EXERCISE PROMPT:
Answer these questions from the text on the Morales–Maidana fight:
(a) At which arena did the bout take place?
(b) Who beat Maidana by a twelve-round decision in December 2010?
(c) Whom did Morales defeat on March 27, 2010, when he ended his retirement?

PROVIDED TEXT:
* * * * * * *

Action Heroes
- Date: April 9, 2011
- Venue: MGM Grand Garden Arena, Las Vegas, Nevada, United States
- Title(s) on the line: vacant WBA interim light welterweight title

Tale of the tape
- Boxer: Erik Morales / Marcos Maidana
- Nickname: El Terrible / El Chino
- Hometown: Tijuana, Baja California, Mexico / Santa Fe, Argentina
- Pre-fight record: 51-6 (35 KO) / 29-2-0 (27 KO)
- Height: 5 ft 8 in (173 cm) / 5 ft 7 in (170 cm)
- Weight: 140 lb (64 kg) / 140 lb (64 kg)
- Recognition: 3-division champion / former WBA interim light welterweight champion

Result
- Maidana defeated Morales via Majority decision. (114-114, 116-112, 116-112)

= Erik Morales vs. Marcos Maidana =

Boxing competition

Erik Morales vs. Marcos Maidana, billed as Action Heroes, was a boxing light welterweight fight for the Interim WBA Light Welterweight championship. The bout took place on April 9 at MGM Grand Garden Arena in Las Vegas, Nevada, United States.

Morales, a Mexican legend and a five time world champion at three different weight classes, made his mark in the Junior Welterweight division by obtaining the WBC Silver light welterweight title in September 2010 and defending it in December of the same year. Following his last bout, he expressed his desire to fight Juan Manuel Marquez, however Marquez turned this fight down and then the matchup was made with Maidana through Golden Boy Promotions.

Maidana was coming from a twelve-round decision loss against then title-holder Amir Khan in December 2010, his second shot at a world title. This was his chance to start back on the road to another full title shot.

== Background ==

=== Erik Morales ===
Morales officially ended his retirement on March 27, 2010 by returning and defeating José Alfaro. Morales' precision and stamina overcame Alfaro; easily defeating him via unanimous decision. In his second fight after returning to the ring Erik Morales fought Willie Limond. Limond started strong in the first three rounds being very quick, elusive, and staying away from Morales' reach. Morales threw body shots to slow his opponent down and fought very conservative until Limond started getting tired. The fight was stopped as Limond could not carry on and won the WBC Silver World Light Welterweight title. He then defended his title against tough challenger Francisco Lorenzo and won by unanimous decision.

* * * * * * *

MATERIAL PROVIDED:
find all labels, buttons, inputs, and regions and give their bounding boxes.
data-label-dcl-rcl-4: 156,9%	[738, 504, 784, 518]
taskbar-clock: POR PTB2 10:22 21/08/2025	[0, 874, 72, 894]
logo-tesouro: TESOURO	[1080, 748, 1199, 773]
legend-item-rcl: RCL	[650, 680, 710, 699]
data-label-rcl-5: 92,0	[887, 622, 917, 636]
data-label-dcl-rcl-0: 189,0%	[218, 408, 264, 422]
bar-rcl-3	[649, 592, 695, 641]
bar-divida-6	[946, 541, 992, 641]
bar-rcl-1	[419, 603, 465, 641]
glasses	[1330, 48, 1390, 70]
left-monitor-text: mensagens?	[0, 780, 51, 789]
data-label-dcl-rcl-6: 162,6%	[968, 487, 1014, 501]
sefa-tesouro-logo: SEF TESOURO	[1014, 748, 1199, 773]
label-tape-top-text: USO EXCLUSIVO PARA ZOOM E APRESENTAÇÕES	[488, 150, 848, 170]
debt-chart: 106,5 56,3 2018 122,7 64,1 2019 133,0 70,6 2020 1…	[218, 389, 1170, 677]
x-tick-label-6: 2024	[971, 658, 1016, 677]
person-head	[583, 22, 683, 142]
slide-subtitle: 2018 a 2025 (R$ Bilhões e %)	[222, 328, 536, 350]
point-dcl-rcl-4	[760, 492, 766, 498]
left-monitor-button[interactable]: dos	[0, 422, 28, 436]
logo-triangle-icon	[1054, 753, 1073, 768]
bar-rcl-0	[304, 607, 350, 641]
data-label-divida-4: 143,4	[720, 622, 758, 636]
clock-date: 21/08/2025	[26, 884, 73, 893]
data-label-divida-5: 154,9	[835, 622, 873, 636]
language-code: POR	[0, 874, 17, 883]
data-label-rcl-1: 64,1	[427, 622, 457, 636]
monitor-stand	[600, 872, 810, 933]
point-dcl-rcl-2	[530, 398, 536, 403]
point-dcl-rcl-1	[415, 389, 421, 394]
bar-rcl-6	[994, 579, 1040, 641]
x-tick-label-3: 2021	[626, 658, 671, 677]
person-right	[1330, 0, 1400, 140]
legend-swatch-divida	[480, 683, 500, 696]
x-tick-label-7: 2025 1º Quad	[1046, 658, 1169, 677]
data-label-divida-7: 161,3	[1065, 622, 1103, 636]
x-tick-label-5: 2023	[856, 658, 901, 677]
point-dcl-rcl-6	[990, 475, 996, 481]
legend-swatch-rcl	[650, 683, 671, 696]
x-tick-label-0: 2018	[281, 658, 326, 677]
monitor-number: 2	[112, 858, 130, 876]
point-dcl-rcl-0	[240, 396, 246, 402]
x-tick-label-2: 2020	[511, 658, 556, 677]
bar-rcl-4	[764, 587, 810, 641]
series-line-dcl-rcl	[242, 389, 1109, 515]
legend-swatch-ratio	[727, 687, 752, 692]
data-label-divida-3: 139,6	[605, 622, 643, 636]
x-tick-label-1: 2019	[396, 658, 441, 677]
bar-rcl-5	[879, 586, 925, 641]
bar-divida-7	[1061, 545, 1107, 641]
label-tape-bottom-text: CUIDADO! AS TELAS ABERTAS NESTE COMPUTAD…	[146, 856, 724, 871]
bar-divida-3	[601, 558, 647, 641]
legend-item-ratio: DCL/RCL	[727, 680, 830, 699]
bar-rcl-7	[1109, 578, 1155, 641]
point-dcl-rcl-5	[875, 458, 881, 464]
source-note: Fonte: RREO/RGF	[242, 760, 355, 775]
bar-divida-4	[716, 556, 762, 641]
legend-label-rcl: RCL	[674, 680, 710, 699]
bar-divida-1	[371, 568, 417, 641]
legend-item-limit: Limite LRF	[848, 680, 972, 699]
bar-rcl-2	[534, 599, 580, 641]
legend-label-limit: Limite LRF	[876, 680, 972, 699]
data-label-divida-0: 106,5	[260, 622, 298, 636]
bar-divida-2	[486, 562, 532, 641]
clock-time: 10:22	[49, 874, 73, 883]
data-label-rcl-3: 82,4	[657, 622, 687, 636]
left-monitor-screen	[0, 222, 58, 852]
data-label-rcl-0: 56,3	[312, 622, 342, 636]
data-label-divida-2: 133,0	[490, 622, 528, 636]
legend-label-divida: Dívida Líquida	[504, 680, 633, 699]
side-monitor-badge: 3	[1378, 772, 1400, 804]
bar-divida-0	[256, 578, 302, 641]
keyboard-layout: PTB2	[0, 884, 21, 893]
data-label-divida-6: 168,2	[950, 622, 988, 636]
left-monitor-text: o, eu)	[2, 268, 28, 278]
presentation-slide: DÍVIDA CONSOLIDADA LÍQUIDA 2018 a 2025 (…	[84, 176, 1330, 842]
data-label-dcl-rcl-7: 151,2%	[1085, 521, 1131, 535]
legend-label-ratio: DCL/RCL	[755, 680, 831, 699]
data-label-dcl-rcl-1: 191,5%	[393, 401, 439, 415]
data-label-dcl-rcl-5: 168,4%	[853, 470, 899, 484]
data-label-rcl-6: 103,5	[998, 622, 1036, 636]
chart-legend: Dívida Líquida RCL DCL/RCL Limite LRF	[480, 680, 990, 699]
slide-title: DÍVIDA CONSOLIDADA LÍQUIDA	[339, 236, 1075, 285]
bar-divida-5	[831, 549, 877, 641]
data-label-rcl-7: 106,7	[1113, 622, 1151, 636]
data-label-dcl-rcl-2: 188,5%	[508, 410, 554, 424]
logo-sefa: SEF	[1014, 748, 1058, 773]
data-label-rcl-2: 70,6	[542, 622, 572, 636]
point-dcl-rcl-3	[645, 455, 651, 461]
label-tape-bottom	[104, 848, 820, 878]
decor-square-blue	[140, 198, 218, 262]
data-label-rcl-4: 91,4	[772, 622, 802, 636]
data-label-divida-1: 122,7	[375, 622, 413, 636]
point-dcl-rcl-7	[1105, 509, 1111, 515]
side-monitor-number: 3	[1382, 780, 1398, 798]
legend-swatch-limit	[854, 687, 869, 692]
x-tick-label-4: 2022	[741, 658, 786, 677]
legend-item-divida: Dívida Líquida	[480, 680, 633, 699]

* * * * * * *

ANSWER:
(a) MGM Grand Garden Arena in Las Vegas, Nevada, United States
(b) Amir Khan
(c) José Alfaro